Directions: What follows is a listing. Return every line of it exactly.

Dataset excerpts:
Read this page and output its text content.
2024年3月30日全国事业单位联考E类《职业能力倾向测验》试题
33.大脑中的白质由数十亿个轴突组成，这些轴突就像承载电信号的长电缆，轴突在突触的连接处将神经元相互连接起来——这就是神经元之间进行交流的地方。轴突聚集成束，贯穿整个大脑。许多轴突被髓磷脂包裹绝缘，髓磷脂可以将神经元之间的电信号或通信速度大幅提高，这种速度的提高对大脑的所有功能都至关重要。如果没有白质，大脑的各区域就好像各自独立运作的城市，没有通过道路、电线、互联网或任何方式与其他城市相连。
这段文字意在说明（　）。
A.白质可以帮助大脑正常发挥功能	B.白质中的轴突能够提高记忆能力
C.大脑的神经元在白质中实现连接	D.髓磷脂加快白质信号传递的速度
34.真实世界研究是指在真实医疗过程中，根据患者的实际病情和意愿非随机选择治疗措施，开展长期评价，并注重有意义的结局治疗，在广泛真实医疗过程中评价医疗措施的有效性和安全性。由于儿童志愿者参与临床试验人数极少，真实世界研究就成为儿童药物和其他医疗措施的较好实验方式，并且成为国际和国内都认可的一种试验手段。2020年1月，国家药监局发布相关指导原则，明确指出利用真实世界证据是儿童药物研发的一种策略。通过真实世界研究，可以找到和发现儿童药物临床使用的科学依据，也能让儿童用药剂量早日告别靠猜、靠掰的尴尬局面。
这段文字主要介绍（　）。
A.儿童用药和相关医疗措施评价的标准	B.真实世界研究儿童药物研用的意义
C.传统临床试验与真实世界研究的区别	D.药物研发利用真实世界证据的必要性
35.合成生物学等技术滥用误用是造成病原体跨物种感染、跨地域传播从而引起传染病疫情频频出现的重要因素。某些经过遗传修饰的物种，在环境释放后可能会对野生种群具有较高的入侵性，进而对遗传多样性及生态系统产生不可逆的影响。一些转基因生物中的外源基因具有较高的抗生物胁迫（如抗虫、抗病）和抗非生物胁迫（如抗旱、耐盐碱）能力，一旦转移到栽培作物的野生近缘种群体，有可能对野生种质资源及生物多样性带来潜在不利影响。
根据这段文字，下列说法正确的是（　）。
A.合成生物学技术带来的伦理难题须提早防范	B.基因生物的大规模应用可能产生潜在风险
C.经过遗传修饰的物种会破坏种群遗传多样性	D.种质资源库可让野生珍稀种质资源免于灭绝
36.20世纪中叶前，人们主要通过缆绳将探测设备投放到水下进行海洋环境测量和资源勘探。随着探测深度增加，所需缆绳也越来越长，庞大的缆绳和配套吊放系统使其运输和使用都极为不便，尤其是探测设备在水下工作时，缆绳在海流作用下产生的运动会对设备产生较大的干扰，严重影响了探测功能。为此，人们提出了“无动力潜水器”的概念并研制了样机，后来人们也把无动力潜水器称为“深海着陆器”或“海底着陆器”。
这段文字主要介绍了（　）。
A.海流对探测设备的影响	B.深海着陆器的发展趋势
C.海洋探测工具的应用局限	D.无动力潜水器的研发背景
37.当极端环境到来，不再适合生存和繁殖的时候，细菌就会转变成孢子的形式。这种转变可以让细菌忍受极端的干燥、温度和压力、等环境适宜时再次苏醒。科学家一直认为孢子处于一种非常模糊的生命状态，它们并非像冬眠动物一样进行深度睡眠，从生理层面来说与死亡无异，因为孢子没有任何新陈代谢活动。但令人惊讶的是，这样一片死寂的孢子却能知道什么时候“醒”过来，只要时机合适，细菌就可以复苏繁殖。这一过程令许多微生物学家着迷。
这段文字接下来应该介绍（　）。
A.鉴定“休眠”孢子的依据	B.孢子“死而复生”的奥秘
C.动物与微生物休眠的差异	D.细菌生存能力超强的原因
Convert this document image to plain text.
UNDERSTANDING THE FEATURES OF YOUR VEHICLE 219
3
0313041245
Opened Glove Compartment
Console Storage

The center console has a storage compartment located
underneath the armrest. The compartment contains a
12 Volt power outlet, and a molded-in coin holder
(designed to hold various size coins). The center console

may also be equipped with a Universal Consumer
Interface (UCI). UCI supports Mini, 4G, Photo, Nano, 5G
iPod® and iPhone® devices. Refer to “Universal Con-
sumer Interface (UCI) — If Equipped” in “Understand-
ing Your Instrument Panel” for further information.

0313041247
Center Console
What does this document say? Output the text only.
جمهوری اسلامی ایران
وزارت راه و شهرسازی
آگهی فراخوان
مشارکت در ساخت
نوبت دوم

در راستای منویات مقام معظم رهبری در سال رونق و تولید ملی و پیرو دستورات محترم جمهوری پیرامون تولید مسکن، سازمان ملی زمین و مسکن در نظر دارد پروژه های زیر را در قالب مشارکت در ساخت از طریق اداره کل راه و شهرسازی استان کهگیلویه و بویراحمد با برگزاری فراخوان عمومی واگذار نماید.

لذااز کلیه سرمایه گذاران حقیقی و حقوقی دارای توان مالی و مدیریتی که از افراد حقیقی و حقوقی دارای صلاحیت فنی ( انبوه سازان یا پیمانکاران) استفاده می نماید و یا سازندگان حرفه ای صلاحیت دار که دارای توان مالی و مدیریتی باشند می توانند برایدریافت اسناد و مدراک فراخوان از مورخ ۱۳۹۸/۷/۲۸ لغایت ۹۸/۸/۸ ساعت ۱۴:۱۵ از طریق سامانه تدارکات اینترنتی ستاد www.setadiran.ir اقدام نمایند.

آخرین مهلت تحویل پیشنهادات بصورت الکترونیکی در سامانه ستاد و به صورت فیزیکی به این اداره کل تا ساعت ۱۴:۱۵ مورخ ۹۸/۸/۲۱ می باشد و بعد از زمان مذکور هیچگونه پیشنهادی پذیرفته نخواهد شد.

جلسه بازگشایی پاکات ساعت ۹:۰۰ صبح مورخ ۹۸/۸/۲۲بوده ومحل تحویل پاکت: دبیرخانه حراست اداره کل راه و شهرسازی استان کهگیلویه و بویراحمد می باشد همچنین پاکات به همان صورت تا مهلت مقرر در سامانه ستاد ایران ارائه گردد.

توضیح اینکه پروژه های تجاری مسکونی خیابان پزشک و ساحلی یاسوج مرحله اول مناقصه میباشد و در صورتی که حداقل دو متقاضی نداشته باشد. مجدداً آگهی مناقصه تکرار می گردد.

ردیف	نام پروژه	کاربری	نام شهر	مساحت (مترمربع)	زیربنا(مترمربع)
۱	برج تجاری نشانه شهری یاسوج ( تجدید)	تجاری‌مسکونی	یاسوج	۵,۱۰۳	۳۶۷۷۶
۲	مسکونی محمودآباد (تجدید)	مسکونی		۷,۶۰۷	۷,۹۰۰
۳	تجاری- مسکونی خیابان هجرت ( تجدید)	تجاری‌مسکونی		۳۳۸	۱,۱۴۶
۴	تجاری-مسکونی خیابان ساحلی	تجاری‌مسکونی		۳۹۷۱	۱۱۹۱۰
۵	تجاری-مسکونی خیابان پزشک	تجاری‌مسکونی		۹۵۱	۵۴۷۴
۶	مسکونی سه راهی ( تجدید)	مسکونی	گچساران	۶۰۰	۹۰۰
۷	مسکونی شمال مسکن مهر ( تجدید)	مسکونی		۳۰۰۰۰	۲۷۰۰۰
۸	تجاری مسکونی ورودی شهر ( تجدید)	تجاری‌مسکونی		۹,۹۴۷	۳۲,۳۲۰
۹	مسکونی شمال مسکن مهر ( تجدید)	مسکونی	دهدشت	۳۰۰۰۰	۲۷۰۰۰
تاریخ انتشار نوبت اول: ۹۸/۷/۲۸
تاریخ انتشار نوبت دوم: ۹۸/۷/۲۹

Result of the exercise:
Read this page and output its text content.
2024年3月30日全国事业单位联考E类《职业能力倾向测验》试题
33.大脑中的白质由数十亿个轴突组成，这些轴突就像承载电信号的长电缆，轴突在突触的连接处将神经元相互连接起来——这就是神经元之间进行交流的地方。轴突聚集成束，贯穿整个大脑。许多轴突被髓磷脂包裹绝缘，髓磷脂可以将神经元之间的电信号或通信速度大幅提高，这种速度的提高对大脑的所有功能都至关重要。如果没有白质，大脑的各区域就好像各自独立运作的城市，没有通过道路、电线、互联网或任何方式与其他城市相连。
这段文字意在说明（　）。
A.白质可以帮助大脑正常发挥功能	B.白质中的轴突能够提高记忆能力
C.大脑的神经元在白质中实现连接	D.髓磷脂加快白质信号传递的速度
34.真实世界研究是指在真实医疗过程中，根据患者的实际病情和意愿非随机选择治疗措施，开展长期评价，并注重有意义的结局治疗，在广泛真实医疗过程中评价医疗措施的有效性和安全性。由于儿童志愿者参与临床试验人数极少，真实世界研究就成为儿童药物和其他医疗措施的较好实验方式，并且成为国际和国内都认可的一种试验手段。2020年1月，国家药监局发布相关指导原则，明确指出利用真实世界证据是儿童药物研发的一种策略。通过真实世界研究，可以找到和发现儿童药物临床使用的科学依据，也能让儿童用药剂量早日告别靠猜、靠掰的尴尬局面。
这段文字主要介绍（　）。
A.儿童用药和相关医疗措施评价的标准	B.真实世界研究儿童药物研用的意义
C.传统临床试验与真实世界研究的区别	D.药物研发利用真实世界证据的必要性
35.合成生物学等技术滥用误用是造成病原体跨物种感染、跨地域传播从而引起传染病疫情频频出现的重要因素。某些经过遗传修饰的物种，在环境释放后可能会对野生种群具有较高的入侵性，进而对遗传多样性及生态系统产生不可逆的影响。一些转基因生物中的外源基因具有较高的抗生物胁迫（如抗虫、抗病）和抗非生物胁迫（如抗旱、耐盐碱）能力，一旦转移到栽培作物的野生近缘种群体，有可能对野生种质资源及生物多样性带来潜在不利影响。
根据这段文字，下列说法正确的是（　）。
A.合成生物学技术带来的伦理难题须提早防范	B.基因生物的大规模应用可能产生潜在风险
C.经过遗传修饰的物种会破坏种群遗传多样性	D.种质资源库可让野生珍稀种质资源免于灭绝
36.20世纪中叶前，人们主要通过缆绳将探测设备投放到水下进行海洋环境测量和资源勘探。随着探测深度增加，所需缆绳也越来越长，庞大的缆绳和配套吊放系统使其运输和使用都极为不便，尤其是探测设备在水下工作时，缆绳在海流作用下产生的运动会对设备产生较大的干扰，严重影响了探测功能。为此，人们提出了“无动力潜水器”的概念并研制了样机，后来人们也把无动力潜水器称为“深海着陆器”或“海底着陆器”。
这段文字主要介绍了（　）。
A.海流对探测设备的影响	B.深海着陆器的发展趋势
C.海洋探测工具的应用局限	D.无动力潜水器的研发背景
37.当极端环境到来，不再适合生存和繁殖的时候，细菌就会转变成孢子的形式。这种转变可以让细菌忍受极端的干燥、温度和压力、等环境适宜时再次苏醒。科学家一直认为孢子处于一种非常模糊的生命状态，它们并非像冬眠动物一样进行深度睡眠，从生理层面来说与死亡无异，因为孢子没有任何新陈代谢活动。但令人惊讶的是，这样一片死寂的孢子却能知道什么时候“醒”过来，只要时机合适，细菌就可以复苏繁殖。这一过程令许多微生物学家着迷。
这段文字接下来应该介绍（　）。
A.鉴定“休眠”孢子的依据	B.孢子“死而复生”的奥秘
C.动物与微生物休眠的差异	D.细菌生存能力超强的原因
Convert this document image to plain text.
UNDERSTANDING THE FEATURES OF YOUR VEHICLE 219
3
0313041245
Opened Glove Compartment
Console Storage

The center console has a storage compartment located
underneath the armrest. The compartment contains a
12 Volt power outlet, and a molded-in coin holder
(designed to hold various size coins). The center console

may also be equipped with a Universal Consumer
Interface (UCI). UCI supports Mini, 4G, Photo, Nano, 5G
iPod® and iPhone® devices. Refer to “Universal Con-
sumer Interface (UCI) — If Equipped” in “Understand-
ing Your Instrument Panel” for further information.

0313041247
Center Console
What does this document say? Output the text only.
جمهوری اسلامی ایران
وزارت راه و شهرسازی
آگهی فراخوان
مشارکت در ساخت
نوبت دوم

در راستای منویات مقام معظم رهبری در سال رونق و تولید ملی و پیرو دستورات محترم جمهوری پیرامون تولید مسکن، سازمان ملی زمین و مسکن در نظر دارد پروژه های زیر را در قالب مشارکت در ساخت از طریق اداره کل راه و شهرسازی استان کهگیلویه و بویراحمد با برگزاری فراخوان عمومی واگذار نماید.

لذااز کلیه سرمایه گذاران حقیقی و حقوقی دارای توان مالی و مدیریتی که از افراد حقیقی و حقوقی دارای صلاحیت فنی ( انبوه سازان یا پیمانکاران) استفاده می نماید و یا سازندگان حرفه ای صلاحیت دار که دارای توان مالی و مدیریتی باشند می توانند برایدریافت اسناد و مدراک فراخوان از مورخ ۱۳۹۸/۷/۲۸ لغایت ۹۸/۸/۸ ساعت ۱۴:۱۵ از طریق سامانه تدارکات اینترنتی ستاد www.setadiran.ir اقدام نمایند.

آخرین مهلت تحویل پیشنهادات بصورت الکترونیکی در سامانه ستاد و به صورت فیزیکی به این اداره کل تا ساعت ۱۴:۱۵ مورخ ۹۸/۸/۲۱ می باشد و بعد از زمان مذکور هیچگونه پیشنهادی پذیرفته نخواهد شد.

جلسه بازگشایی پاکات ساعت ۹:۰۰ صبح مورخ ۹۸/۸/۲۲بوده ومحل تحویل پاکت: دبیرخانه حراست اداره کل راه و شهرسازی استان کهگیلویه و بویراحمد می باشد همچنین پاکات به همان صورت تا مهلت مقرر در سامانه ستاد ایران ارائه گردد.

توضیح اینکه پروژه های تجاری مسکونی خیابان پزشک و ساحلی یاسوج مرحله اول مناقصه میباشد و در صورتی که حداقل دو متقاضی نداشته باشد. مجدداً آگهی مناقصه تکرار می گردد.

ردیف	نام پروژه	کاربری	نام شهر	مساحت (مترمربع)	زیربنا(مترمربع)
۱	برج تجاری نشانه شهری یاسوج ( تجدید)	تجاری‌مسکونی	یاسوج	۵,۱۰۳	۳۶۷۷۶
۲	مسکونی محمودآباد (تجدید)	مسکونی		۷,۶۰۷	۷,۹۰۰
۳	تجاری- مسکونی خیابان هجرت ( تجدید)	تجاری‌مسکونی		۳۳۸	۱,۱۴۶
۴	تجاری-مسکونی خیابان ساحلی	تجاری‌مسکونی		۳۹۷۱	۱۱۹۱۰
۵	تجاری-مسکونی خیابان پزشک	تجاری‌مسکونی		۹۵۱	۵۴۷۴
۶	مسکونی سه راهی ( تجدید)	مسکونی	گچساران	۶۰۰	۹۰۰
۷	مسکونی شمال مسکن مهر ( تجدید)	مسکونی		۳۰۰۰۰	۲۷۰۰۰
۸	تجاری مسکونی ورودی شهر ( تجدید)	تجاری‌مسکونی		۹,۹۴۷	۳۲,۳۲۰
۹	مسکونی شمال مسکن مهر ( تجدید)	مسکونی	دهدشت	۳۰۰۰۰	۲۷۰۰۰
تاریخ انتشار نوبت اول: ۹۸/۷/۲۸
تاریخ انتشار نوبت دوم: ۹۸/۷/۲۹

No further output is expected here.